Saved data entries.
********
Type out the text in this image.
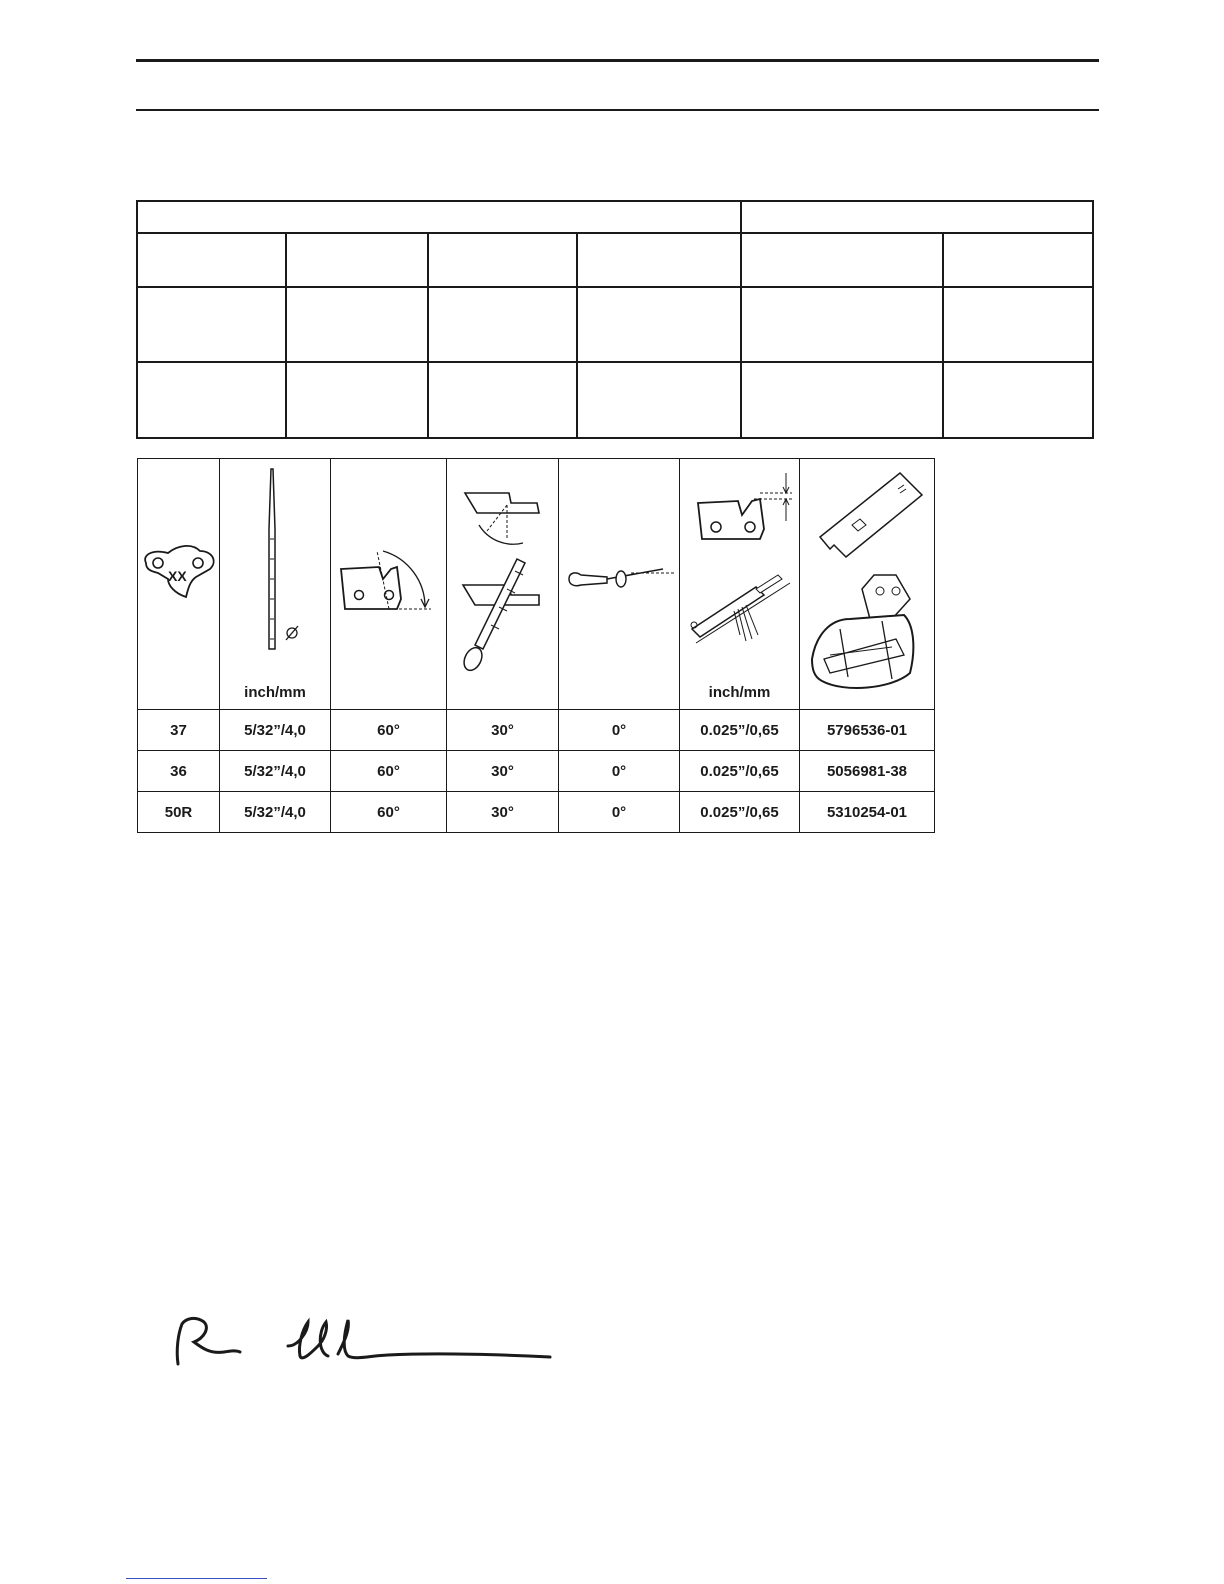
XX	inch/mm				inch/mm

37	5/32”/4,0	60°	30°	0°	0.025”/0,65	5796536-01
36	5/32”/4,0	60°	30°	0°	0.025”/0,65	5056981-38
50R	5/32”/4,0	60°	30°	0°	0.025”/0,65	5310254-01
********
WRITTEN EXERCISE. Write out the entries again, exactly as given, skipping any images.

PROBLEM SOLUTION.
Type out the text in this image.
XX	inch/mm				inch/mm

37	5/32”/4,0	60°	30°	0°	0.025”/0,65	5796536-01
36	5/32”/4,0	60°	30°	0°	0.025”/0,65	5056981-38
50R	5/32”/4,0	60°	30°	0°	0.025”/0,65	5310254-01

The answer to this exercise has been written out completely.